[What to produce]: From the records below, give the number of lines that contain the string "Colorizer", without any other text.

[Record list]:
+ + + + +
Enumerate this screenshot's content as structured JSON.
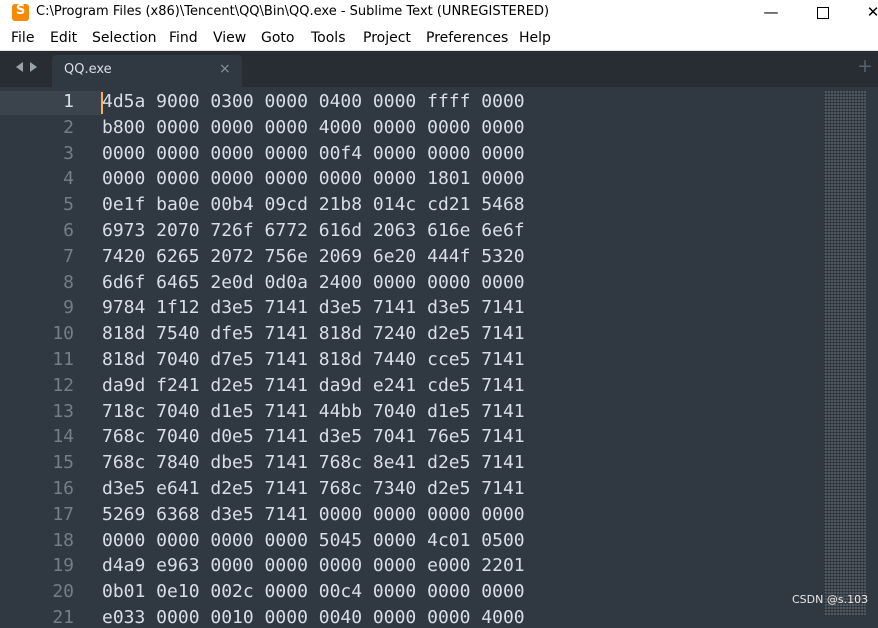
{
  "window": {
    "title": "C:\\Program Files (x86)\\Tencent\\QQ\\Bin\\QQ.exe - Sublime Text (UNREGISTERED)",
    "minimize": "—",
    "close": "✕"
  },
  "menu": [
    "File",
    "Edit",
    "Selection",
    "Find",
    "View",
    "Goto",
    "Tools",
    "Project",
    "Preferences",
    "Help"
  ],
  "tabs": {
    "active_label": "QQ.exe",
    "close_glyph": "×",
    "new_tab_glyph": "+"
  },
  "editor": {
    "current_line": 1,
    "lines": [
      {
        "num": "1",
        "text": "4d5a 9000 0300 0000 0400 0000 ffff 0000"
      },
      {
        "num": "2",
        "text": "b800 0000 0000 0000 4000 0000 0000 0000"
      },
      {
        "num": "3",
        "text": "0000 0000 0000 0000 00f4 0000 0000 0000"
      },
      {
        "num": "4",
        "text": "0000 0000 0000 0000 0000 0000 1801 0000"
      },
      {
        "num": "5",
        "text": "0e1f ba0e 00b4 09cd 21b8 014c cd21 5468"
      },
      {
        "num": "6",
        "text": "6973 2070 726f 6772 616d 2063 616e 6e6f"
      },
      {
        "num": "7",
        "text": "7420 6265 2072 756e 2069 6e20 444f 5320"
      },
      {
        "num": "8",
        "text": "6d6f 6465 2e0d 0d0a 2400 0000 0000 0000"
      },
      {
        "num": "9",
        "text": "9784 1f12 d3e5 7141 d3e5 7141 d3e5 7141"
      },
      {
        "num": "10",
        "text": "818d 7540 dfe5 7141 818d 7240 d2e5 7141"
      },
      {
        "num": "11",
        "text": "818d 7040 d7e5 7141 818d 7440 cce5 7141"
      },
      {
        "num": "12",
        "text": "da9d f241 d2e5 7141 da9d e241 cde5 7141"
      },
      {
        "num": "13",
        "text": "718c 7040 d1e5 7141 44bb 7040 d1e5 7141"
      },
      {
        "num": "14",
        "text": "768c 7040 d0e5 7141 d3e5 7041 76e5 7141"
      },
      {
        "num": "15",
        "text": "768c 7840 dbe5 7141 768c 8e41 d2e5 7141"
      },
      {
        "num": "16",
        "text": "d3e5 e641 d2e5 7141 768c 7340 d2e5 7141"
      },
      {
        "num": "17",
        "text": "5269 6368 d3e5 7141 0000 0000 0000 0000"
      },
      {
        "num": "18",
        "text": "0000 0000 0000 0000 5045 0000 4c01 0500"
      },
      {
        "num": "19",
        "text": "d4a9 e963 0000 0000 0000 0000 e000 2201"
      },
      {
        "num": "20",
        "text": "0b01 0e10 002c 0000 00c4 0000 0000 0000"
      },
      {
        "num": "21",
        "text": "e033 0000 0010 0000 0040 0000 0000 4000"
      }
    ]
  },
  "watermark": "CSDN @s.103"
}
+ + + + +
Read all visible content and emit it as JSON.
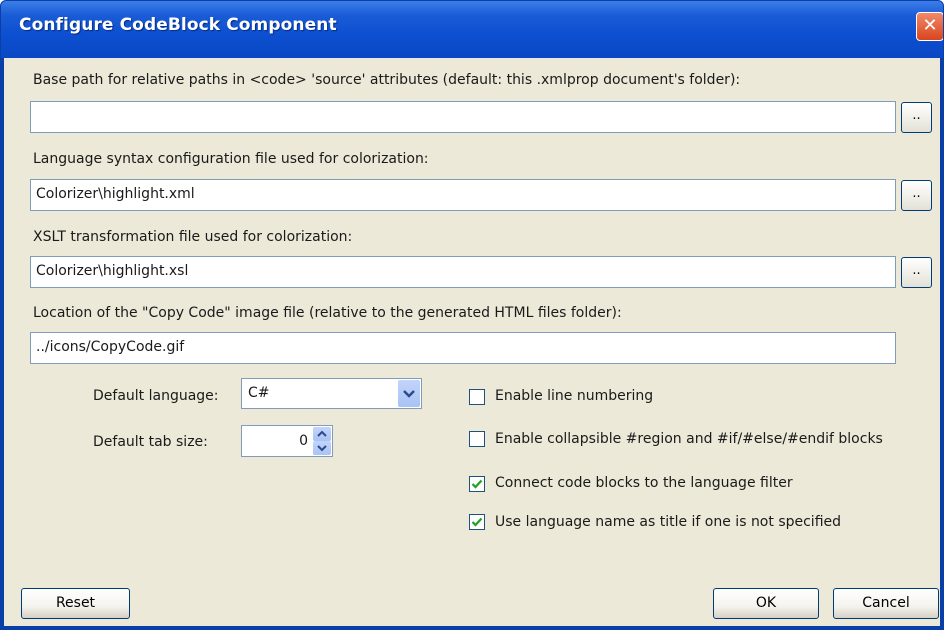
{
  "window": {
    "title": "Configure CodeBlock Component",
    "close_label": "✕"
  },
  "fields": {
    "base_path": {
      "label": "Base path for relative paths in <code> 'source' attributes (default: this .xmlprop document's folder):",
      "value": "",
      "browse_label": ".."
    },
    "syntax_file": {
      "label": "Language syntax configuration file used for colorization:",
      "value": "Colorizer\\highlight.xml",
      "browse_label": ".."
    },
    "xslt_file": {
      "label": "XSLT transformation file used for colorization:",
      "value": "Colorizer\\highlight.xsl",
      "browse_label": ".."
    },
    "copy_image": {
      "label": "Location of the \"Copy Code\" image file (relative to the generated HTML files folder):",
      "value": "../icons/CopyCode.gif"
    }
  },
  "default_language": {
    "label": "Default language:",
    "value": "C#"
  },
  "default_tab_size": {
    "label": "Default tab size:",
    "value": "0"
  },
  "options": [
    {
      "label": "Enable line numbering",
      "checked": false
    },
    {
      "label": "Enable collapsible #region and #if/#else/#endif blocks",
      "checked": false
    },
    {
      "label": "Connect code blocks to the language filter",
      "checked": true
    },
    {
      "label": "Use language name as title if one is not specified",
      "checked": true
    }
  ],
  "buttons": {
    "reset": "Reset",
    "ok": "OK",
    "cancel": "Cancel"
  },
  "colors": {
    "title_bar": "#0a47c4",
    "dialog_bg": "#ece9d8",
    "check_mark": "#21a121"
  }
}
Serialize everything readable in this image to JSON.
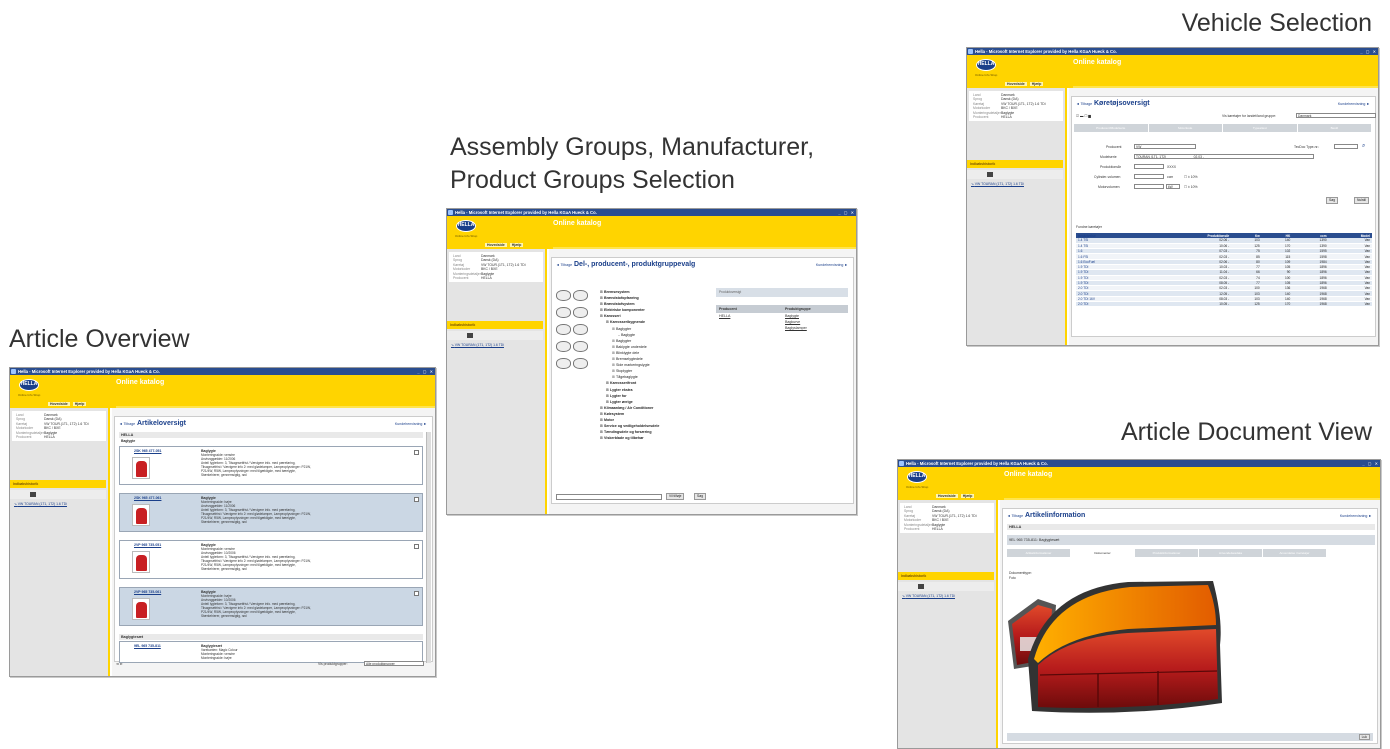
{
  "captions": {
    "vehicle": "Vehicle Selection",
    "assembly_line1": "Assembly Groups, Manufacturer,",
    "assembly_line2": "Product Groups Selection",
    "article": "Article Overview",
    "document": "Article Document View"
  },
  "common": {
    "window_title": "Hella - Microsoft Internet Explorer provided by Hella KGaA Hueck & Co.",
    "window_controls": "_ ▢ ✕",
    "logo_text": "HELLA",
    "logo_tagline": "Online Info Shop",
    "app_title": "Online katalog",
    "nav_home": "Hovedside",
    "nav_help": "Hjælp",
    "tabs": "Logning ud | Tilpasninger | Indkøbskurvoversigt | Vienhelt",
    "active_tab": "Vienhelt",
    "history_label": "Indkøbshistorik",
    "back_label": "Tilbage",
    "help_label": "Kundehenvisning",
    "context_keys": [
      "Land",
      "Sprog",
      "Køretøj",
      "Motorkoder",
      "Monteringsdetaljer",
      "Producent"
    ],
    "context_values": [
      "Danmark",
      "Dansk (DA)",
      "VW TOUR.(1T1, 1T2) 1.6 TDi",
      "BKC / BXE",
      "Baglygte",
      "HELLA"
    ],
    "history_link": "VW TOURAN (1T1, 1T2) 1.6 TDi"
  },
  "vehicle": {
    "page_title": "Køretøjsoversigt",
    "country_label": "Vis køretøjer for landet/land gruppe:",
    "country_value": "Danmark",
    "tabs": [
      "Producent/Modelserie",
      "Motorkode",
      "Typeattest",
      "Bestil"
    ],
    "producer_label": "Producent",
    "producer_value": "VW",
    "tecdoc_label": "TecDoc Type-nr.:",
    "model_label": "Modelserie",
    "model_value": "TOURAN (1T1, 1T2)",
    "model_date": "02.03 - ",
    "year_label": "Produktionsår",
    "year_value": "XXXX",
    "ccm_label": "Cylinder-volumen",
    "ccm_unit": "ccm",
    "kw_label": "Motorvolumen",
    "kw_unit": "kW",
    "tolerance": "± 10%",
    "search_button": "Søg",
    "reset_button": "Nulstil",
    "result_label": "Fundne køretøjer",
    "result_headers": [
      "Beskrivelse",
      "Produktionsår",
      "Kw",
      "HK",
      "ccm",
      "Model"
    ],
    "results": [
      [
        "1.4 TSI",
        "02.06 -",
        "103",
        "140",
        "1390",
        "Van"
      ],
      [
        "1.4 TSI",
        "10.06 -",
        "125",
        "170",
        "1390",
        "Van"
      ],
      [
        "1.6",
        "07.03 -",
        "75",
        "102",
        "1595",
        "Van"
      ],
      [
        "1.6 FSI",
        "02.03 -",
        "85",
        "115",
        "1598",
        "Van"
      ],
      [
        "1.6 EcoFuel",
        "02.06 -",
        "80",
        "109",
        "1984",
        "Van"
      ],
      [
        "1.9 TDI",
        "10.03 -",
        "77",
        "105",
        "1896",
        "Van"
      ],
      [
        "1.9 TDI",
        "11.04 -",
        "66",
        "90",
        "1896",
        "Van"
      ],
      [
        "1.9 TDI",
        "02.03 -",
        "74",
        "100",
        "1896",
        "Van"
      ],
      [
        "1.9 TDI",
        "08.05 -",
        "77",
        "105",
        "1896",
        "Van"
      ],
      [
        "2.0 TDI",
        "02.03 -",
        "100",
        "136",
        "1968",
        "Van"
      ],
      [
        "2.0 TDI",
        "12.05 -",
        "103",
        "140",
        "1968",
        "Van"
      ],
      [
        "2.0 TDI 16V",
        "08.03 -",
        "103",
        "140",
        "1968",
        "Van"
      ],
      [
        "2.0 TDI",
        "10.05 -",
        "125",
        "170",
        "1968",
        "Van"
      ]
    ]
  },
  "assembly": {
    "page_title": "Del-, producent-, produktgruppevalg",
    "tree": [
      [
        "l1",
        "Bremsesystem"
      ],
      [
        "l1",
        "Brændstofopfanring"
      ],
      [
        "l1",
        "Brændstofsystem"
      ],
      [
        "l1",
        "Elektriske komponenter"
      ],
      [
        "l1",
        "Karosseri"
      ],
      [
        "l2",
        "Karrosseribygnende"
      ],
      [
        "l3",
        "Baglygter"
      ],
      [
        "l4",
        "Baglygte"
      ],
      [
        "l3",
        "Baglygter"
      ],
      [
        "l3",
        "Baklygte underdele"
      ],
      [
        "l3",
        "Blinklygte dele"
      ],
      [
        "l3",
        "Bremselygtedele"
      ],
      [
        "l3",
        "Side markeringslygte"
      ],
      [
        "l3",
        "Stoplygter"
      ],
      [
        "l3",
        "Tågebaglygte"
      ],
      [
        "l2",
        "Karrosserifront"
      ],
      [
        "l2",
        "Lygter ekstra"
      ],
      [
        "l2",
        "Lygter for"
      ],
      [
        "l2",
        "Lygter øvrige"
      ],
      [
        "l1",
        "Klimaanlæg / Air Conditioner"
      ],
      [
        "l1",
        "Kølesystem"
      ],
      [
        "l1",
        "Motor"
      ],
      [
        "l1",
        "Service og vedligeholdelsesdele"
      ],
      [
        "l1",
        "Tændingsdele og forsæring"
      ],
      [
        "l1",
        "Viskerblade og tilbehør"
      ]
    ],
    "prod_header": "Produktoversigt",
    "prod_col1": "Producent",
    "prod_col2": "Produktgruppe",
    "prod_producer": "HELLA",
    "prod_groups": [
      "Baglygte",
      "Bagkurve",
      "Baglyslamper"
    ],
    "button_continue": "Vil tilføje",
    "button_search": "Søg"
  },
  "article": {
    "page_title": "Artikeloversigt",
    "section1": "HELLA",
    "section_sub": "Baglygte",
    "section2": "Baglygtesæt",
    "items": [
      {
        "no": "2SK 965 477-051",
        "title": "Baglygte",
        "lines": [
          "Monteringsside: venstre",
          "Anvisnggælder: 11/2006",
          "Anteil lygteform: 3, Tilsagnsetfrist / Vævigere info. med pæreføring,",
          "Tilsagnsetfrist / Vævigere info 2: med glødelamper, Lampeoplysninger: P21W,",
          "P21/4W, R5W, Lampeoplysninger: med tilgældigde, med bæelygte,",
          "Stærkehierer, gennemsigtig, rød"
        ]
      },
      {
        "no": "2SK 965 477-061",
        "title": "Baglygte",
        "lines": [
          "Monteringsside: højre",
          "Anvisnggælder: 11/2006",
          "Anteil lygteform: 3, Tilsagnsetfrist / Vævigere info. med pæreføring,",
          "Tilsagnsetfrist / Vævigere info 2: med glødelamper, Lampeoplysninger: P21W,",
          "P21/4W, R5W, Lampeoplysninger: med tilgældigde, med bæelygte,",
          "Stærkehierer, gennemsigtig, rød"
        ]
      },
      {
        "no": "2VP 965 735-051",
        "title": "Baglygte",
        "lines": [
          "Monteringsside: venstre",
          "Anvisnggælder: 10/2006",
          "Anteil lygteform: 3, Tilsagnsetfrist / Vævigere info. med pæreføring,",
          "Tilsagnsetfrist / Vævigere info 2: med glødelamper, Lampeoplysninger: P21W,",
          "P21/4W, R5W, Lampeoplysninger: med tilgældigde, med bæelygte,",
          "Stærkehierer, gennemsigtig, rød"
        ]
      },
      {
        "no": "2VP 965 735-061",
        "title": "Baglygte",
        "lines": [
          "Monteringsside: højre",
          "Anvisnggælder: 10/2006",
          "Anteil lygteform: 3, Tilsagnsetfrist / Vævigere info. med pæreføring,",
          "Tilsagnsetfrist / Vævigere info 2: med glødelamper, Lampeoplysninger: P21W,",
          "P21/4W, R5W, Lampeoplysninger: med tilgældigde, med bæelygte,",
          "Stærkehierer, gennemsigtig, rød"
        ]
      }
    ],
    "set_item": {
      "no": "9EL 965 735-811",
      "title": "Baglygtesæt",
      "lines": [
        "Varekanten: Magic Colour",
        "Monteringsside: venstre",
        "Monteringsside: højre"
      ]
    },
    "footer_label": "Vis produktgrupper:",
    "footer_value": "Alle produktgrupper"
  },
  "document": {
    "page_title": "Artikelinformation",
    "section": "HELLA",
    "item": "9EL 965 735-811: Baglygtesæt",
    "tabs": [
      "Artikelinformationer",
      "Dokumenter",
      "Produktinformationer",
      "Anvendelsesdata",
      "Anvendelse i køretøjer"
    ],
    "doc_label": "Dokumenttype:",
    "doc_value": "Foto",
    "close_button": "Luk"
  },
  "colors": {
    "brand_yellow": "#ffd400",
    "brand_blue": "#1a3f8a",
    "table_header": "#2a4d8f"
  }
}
+ + + + +
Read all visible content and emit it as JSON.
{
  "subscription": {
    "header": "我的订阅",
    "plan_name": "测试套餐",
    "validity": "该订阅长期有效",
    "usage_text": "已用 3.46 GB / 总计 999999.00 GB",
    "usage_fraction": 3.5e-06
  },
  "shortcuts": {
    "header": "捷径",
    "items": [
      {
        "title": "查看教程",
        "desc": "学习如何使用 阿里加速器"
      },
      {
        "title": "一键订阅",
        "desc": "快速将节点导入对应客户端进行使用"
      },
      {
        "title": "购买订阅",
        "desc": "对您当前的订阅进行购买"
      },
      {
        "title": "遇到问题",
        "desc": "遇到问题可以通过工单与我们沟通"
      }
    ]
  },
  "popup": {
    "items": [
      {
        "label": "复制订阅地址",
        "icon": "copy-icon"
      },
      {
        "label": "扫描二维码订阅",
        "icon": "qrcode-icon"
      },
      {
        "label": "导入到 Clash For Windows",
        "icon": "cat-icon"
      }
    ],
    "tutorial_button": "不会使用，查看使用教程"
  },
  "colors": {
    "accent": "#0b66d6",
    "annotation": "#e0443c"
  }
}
+ + + + +
[Result below]: 2